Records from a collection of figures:

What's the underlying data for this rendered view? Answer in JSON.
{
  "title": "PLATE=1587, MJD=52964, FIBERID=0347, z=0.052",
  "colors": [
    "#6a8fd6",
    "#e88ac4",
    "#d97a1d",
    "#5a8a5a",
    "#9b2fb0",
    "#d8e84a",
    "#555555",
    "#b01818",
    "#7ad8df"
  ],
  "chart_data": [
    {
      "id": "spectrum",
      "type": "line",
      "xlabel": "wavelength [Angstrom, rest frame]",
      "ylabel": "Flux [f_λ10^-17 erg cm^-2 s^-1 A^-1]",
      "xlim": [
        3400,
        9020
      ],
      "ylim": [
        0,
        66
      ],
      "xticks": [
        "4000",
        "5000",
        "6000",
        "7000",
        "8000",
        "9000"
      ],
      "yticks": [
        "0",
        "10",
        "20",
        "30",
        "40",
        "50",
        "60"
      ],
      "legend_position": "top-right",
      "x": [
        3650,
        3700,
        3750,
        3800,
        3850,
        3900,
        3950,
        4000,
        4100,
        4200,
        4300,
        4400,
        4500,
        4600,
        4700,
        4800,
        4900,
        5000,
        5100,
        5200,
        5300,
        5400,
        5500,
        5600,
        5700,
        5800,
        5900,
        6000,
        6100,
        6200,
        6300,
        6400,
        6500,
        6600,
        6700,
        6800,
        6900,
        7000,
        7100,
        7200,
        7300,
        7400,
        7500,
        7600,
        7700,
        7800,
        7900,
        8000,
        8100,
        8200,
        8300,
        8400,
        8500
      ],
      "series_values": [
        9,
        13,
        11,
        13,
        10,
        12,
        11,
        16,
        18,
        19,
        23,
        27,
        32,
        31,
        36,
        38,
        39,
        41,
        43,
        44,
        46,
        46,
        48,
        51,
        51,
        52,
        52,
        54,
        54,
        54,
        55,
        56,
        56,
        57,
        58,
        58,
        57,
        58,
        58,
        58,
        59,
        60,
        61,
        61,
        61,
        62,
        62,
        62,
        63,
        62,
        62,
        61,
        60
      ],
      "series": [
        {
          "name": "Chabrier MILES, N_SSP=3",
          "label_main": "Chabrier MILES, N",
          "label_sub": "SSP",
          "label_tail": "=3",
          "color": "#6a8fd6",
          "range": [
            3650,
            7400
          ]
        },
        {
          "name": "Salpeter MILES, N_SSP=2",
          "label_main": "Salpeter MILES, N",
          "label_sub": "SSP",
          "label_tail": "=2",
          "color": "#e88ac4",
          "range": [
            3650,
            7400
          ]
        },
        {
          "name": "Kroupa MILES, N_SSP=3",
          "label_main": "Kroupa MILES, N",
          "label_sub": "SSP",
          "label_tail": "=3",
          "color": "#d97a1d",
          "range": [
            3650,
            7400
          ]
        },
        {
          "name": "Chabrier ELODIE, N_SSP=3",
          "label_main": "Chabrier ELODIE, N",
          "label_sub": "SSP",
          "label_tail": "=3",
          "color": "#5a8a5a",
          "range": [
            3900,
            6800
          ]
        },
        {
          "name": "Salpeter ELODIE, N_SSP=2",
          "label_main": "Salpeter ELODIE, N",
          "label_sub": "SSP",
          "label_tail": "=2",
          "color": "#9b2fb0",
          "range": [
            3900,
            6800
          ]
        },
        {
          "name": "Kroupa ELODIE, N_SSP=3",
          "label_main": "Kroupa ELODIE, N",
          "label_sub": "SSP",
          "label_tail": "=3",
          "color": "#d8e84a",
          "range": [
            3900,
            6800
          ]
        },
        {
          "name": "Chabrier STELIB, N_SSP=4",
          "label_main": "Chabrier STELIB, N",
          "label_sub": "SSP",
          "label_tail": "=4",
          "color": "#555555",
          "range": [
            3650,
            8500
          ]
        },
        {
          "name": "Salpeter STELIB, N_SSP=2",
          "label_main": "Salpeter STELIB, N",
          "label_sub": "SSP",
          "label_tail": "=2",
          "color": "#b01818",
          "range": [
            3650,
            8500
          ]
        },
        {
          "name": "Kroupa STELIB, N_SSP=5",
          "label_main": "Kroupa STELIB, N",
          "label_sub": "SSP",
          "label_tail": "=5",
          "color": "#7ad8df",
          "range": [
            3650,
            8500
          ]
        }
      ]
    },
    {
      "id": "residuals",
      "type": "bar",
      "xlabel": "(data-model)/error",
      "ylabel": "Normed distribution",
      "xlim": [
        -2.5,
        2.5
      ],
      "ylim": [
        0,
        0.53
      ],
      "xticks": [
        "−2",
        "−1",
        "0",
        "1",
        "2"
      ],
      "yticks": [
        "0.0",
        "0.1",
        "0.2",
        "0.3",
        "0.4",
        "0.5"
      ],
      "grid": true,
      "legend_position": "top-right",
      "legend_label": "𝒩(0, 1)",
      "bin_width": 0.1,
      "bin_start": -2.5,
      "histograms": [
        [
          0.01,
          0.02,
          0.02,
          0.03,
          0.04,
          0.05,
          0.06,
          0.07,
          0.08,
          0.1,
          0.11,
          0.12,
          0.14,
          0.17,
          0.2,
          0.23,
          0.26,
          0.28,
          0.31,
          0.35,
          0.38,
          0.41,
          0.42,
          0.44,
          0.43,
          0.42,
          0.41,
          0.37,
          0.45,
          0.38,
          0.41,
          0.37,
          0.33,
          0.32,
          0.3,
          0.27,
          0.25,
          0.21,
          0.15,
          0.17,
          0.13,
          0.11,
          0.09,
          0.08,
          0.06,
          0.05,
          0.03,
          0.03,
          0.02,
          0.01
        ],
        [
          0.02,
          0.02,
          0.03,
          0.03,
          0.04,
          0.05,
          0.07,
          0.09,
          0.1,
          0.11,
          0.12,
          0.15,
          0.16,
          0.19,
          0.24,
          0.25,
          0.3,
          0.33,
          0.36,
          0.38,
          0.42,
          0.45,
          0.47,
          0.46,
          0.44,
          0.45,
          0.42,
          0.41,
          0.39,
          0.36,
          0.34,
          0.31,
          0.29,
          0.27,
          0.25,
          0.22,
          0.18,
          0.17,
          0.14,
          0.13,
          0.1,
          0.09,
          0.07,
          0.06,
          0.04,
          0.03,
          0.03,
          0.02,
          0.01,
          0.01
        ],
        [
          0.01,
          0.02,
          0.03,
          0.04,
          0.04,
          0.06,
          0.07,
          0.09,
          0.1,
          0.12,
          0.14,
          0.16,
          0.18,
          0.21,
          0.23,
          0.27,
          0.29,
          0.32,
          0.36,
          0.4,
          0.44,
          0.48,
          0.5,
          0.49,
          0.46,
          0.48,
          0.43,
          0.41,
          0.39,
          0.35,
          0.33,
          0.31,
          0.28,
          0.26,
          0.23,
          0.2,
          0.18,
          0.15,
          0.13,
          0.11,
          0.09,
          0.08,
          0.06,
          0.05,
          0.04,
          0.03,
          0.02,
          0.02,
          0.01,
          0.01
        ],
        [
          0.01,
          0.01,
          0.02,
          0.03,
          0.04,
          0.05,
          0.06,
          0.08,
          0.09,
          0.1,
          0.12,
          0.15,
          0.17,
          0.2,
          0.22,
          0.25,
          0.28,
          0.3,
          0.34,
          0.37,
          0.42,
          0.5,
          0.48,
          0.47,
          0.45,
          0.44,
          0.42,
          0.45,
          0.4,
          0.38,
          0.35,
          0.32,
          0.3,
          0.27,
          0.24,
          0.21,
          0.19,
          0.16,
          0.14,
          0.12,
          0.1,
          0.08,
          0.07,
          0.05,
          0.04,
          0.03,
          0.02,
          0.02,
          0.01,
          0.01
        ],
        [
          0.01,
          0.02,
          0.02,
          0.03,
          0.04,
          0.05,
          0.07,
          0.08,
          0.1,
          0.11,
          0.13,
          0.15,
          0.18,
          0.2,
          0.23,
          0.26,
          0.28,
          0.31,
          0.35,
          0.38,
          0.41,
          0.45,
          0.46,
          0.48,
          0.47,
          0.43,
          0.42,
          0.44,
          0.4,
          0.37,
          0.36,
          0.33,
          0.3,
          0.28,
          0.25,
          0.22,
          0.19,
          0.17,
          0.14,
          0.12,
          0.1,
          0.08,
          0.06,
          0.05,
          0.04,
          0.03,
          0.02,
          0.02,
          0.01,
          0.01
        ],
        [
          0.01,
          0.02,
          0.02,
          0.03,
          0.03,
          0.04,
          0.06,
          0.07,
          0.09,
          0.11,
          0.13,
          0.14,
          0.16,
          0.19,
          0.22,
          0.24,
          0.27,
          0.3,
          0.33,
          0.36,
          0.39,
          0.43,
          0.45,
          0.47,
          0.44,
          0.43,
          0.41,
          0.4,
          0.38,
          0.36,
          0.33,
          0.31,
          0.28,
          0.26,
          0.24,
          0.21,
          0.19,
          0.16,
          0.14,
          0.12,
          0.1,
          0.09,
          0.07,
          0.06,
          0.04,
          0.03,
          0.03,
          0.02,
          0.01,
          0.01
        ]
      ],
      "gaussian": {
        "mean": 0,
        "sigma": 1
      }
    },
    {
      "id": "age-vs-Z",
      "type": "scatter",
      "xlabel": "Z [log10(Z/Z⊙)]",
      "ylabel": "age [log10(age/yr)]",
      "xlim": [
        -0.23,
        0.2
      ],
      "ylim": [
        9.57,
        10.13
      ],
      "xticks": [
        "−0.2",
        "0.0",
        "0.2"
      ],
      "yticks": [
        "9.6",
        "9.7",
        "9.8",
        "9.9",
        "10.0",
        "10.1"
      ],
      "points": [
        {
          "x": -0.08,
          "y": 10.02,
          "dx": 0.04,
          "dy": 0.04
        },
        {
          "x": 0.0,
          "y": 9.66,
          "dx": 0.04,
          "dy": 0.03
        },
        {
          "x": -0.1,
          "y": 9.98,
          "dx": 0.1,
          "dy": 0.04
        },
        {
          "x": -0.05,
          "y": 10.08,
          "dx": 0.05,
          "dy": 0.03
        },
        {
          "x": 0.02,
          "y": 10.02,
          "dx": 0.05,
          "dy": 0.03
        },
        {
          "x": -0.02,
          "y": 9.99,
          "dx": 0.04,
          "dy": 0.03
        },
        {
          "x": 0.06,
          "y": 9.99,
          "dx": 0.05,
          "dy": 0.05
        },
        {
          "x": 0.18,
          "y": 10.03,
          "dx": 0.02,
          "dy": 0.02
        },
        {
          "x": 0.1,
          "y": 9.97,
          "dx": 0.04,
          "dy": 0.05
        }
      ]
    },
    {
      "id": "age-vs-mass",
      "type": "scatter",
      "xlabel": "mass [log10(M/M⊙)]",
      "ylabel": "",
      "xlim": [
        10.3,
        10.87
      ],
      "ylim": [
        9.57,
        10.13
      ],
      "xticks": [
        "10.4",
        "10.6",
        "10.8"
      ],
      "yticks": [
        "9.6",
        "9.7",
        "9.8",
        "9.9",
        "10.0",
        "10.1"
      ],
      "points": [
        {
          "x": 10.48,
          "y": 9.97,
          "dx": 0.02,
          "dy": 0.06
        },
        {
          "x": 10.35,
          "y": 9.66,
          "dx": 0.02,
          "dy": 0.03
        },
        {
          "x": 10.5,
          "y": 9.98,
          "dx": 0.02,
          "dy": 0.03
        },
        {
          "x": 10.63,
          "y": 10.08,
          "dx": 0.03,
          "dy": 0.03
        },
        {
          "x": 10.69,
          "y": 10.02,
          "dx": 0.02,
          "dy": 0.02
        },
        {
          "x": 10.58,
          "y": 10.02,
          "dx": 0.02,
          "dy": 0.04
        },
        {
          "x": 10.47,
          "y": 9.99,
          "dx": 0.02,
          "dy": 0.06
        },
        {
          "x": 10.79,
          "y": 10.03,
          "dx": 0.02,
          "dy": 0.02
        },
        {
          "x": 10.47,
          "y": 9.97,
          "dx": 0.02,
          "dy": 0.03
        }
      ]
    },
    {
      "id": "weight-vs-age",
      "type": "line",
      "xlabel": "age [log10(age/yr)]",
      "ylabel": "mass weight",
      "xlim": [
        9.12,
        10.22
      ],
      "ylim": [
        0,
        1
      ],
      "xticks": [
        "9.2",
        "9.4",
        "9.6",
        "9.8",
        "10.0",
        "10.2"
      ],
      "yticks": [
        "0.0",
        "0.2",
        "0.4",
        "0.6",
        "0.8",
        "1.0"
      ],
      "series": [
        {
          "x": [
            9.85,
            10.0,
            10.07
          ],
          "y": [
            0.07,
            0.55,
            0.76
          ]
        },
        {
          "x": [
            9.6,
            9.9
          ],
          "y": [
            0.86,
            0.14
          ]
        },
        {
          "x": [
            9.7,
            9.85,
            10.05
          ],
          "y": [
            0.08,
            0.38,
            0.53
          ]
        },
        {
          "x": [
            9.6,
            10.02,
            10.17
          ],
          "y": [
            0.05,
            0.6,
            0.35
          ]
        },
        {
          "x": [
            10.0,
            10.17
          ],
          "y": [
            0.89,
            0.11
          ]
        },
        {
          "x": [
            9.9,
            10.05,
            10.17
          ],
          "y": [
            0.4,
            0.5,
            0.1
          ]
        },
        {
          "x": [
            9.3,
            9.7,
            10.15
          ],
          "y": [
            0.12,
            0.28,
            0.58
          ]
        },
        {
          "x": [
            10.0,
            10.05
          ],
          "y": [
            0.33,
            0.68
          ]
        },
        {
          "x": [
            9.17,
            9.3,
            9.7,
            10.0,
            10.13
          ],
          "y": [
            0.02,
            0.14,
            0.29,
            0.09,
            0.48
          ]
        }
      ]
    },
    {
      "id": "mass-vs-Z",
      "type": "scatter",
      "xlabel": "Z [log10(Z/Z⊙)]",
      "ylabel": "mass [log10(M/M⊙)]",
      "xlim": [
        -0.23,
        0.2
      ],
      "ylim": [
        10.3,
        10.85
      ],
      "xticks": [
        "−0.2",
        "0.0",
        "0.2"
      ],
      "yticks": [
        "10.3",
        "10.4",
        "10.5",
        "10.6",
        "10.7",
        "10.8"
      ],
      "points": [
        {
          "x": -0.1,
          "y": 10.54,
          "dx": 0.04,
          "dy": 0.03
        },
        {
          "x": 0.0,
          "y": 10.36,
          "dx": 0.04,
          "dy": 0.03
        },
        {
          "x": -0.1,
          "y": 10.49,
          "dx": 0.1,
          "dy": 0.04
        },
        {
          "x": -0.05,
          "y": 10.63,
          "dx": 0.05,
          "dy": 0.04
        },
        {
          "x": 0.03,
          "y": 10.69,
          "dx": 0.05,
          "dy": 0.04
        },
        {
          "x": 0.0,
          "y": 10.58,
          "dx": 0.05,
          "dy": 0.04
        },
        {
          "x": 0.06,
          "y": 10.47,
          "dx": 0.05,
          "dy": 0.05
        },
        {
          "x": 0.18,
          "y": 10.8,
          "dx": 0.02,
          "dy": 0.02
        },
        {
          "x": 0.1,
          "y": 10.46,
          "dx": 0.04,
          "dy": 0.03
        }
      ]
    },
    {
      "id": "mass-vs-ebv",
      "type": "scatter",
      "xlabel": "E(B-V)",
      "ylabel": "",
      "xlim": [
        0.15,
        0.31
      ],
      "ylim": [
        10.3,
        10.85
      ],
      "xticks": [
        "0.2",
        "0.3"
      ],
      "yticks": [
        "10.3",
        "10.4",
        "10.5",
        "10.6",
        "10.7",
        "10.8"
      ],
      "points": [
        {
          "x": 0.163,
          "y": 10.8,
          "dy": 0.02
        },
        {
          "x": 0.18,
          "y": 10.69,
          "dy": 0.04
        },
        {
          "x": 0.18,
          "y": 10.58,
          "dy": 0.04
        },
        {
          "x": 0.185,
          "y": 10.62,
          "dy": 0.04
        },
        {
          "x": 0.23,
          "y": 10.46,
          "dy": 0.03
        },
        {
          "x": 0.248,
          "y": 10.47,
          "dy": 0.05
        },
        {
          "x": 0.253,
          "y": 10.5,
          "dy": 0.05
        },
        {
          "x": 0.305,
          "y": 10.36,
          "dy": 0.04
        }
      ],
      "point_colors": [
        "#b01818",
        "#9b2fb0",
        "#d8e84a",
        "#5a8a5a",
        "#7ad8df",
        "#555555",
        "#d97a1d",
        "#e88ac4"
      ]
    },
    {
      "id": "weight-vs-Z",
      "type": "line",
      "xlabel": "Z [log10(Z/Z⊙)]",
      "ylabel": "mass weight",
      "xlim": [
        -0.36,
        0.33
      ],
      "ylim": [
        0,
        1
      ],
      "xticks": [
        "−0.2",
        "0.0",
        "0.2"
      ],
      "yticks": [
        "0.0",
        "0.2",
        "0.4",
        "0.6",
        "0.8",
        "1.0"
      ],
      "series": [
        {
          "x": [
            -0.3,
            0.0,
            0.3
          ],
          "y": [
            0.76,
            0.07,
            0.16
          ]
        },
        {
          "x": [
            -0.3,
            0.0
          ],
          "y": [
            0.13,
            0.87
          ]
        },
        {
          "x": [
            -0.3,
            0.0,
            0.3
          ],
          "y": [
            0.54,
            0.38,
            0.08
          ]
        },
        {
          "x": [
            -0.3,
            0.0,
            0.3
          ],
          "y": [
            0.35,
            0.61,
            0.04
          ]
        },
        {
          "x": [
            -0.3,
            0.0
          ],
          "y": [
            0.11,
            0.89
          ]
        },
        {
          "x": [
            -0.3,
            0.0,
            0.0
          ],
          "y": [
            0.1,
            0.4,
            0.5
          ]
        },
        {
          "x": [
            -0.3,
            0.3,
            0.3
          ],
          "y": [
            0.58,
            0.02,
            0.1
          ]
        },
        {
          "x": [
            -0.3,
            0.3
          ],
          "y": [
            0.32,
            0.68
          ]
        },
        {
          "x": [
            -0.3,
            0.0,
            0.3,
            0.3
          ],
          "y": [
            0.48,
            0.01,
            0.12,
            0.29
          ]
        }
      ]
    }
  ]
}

Exercise description: Locate and copy each line in the data above that includes the word "ELODIE".

Correct response:
          "name": "Chabrier ELODIE, N_SSP=3",
          "label_main": "Chabrier ELODIE, N",
          "name": "Salpeter ELODIE, N_SSP=2",
          "label_main": "Salpeter ELODIE, N",
          "name": "Kroupa ELODIE, N_SSP=3",
          "label_main": "Kroupa ELODIE, N",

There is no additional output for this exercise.